# [Aim]
Quote all of the data below exactly, please.

[start Input for this task]

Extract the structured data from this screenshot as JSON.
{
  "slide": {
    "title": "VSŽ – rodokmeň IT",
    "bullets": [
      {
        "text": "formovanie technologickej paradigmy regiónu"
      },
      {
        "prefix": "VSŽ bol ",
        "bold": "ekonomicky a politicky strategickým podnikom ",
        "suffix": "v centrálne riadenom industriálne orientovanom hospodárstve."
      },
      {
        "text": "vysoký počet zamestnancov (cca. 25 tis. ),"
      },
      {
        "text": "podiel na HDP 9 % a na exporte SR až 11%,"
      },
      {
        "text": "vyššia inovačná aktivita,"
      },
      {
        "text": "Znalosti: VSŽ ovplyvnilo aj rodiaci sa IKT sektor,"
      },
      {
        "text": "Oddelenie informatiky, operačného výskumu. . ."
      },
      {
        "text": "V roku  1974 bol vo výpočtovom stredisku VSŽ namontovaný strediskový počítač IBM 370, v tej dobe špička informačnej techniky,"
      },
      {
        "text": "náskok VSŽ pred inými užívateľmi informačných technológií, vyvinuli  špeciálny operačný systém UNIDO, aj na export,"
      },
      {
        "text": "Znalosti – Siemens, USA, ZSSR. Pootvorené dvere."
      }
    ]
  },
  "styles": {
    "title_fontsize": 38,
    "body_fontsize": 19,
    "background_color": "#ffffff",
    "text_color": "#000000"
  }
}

[end Input for this task]

# [Output for this exercise]
Extract the structured data from this screenshot as JSON.
{
  "slide": {
    "title": "VSŽ – rodokmeň IT",
    "bullets": [
      {
        "text": "formovanie technologickej paradigmy regiónu"
      },
      {
        "prefix": "VSŽ bol ",
        "bold": "ekonomicky a politicky strategickým podnikom ",
        "suffix": "v centrálne riadenom industriálne orientovanom hospodárstve."
      },
      {
        "text": "vysoký počet zamestnancov (cca. 25 tis. ),"
      },
      {
        "text": "podiel na HDP 9 % a na exporte SR až 11%,"
      },
      {
        "text": "vyššia inovačná aktivita,"
      },
      {
        "text": "Znalosti: VSŽ ovplyvnilo aj rodiaci sa IKT sektor,"
      },
      {
        "text": "Oddelenie informatiky, operačného výskumu. . ."
      },
      {
        "text": "V roku  1974 bol vo výpočtovom stredisku VSŽ namontovaný strediskový počítač IBM 370, v tej dobe špička informačnej techniky,"
      },
      {
        "text": "náskok VSŽ pred inými užívateľmi informačných technológií, vyvinuli  špeciálny operačný systém UNIDO, aj na export,"
      },
      {
        "text": "Znalosti – Siemens, USA, ZSSR. Pootvorené dvere."
      }
    ]
  },
  "styles": {
    "title_fontsize": 38,
    "body_fontsize": 19,
    "background_color": "#ffffff",
    "text_color": "#000000"
  }
}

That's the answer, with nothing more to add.